TASK PROMPT
Each line containing the word "maltrato" needs to be copied.

RECORD EXTRACTS
---------------

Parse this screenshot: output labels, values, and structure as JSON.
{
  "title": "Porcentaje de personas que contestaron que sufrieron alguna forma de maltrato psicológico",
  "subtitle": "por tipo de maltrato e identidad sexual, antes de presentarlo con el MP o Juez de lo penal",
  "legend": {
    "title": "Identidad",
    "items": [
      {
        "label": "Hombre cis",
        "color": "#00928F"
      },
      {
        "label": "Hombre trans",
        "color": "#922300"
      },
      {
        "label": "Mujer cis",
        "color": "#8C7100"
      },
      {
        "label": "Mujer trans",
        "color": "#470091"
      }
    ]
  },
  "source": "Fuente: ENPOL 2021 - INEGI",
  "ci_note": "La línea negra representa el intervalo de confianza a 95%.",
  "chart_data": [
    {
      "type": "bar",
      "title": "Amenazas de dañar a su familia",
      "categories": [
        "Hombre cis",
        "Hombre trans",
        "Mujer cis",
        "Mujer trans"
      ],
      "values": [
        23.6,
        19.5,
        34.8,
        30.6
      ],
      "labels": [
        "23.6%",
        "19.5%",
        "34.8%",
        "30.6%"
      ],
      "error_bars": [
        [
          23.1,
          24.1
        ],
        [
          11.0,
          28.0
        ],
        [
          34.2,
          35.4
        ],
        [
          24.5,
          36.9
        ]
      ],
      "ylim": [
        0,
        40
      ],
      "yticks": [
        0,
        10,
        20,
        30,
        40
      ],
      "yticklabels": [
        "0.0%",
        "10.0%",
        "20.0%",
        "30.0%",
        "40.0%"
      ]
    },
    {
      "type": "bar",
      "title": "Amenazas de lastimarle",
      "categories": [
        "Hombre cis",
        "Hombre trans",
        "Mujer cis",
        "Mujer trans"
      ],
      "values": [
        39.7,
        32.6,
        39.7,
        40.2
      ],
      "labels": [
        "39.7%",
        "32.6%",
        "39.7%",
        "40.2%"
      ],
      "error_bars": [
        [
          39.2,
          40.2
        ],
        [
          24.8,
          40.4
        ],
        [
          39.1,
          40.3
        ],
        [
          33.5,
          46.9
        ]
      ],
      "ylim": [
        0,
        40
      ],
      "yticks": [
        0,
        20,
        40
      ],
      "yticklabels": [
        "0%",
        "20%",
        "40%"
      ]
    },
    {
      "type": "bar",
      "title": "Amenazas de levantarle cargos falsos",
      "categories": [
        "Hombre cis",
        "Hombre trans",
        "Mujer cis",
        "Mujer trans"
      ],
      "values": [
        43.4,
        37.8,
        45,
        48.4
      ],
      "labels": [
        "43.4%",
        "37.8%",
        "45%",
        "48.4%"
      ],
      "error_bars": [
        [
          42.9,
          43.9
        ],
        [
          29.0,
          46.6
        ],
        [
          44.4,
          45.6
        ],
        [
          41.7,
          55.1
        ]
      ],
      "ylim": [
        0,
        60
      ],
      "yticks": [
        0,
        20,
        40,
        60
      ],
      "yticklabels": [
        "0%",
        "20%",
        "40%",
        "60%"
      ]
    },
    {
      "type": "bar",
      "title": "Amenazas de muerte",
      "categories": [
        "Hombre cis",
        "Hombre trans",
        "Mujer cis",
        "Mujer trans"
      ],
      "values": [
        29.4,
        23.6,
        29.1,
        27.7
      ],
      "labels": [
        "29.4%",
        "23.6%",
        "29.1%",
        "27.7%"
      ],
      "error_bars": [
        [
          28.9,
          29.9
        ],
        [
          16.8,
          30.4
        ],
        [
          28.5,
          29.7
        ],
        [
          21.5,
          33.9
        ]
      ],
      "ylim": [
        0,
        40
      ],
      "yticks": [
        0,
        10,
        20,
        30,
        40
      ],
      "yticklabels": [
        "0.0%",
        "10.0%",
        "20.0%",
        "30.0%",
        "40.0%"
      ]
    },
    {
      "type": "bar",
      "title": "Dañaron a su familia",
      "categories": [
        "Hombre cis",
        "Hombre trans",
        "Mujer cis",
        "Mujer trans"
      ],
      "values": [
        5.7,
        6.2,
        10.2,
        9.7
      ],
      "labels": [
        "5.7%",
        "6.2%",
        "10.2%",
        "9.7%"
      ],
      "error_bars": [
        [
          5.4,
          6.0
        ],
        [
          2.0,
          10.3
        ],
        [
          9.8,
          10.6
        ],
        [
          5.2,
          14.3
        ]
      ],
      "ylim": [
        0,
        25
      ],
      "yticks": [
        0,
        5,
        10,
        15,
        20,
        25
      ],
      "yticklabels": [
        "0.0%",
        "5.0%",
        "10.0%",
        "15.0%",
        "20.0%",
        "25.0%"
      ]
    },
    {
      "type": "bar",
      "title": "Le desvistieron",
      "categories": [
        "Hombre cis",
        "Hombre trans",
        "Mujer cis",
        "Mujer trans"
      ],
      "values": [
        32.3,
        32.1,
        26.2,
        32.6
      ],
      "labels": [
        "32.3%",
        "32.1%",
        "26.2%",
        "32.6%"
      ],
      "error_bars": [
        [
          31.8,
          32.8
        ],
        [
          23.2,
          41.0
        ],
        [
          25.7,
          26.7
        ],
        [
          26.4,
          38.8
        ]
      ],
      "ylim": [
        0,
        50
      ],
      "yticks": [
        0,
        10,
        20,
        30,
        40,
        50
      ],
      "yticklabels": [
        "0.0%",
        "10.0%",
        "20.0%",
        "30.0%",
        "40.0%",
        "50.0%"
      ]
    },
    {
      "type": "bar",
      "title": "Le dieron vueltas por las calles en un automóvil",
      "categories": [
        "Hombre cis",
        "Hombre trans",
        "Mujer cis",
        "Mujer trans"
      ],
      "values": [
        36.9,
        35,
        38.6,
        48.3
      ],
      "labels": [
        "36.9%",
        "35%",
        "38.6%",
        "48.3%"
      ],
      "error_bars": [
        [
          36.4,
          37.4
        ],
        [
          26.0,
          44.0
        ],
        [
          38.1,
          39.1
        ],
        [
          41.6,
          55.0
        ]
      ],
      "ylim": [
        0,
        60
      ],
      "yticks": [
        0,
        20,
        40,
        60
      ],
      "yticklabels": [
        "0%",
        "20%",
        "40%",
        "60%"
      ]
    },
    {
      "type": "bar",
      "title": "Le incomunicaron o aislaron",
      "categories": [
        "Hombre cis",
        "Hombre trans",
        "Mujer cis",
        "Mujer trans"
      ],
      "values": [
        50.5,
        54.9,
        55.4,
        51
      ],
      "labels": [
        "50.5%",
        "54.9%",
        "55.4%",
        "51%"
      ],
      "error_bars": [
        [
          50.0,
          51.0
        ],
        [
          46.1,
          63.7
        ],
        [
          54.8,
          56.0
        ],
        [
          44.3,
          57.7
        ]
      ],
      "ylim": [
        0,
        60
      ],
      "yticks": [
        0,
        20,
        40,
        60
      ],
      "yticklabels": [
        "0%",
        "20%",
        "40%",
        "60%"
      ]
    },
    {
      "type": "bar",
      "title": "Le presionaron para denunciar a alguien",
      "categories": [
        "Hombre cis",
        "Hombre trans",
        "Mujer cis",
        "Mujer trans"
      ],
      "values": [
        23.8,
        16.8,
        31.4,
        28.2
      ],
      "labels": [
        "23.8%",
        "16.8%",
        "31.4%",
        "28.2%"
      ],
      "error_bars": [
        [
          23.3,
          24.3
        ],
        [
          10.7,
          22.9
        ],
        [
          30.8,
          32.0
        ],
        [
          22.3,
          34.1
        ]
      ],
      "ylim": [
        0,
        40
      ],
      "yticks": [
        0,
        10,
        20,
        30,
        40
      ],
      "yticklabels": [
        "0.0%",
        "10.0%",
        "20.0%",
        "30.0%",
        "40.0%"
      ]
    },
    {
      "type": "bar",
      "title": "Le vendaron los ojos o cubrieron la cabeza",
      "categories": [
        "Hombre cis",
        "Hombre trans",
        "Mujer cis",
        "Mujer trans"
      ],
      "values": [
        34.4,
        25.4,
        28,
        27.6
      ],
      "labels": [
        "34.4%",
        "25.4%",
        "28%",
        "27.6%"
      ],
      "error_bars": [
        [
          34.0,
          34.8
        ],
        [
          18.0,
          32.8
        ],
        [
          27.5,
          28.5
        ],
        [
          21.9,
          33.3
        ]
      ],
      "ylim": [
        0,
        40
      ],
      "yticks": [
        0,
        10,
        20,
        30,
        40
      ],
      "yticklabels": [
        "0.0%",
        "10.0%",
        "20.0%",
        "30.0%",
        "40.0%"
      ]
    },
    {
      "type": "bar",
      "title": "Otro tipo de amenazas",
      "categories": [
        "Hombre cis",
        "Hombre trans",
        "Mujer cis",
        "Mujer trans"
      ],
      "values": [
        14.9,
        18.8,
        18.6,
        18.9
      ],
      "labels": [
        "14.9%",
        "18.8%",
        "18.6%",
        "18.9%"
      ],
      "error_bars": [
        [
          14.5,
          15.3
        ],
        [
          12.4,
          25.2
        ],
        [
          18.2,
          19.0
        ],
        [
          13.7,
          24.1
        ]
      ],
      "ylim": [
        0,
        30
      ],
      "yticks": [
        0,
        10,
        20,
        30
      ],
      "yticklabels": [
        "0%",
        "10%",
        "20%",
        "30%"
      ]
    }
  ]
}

---------------

REPLY TO THE TASK
  "title": "Porcentaje de personas que contestaron que sufrieron alguna forma de maltrato psicológico",
  "subtitle": "por tipo de maltrato e identidad sexual, antes de presentarlo con el MP o Juez de lo penal",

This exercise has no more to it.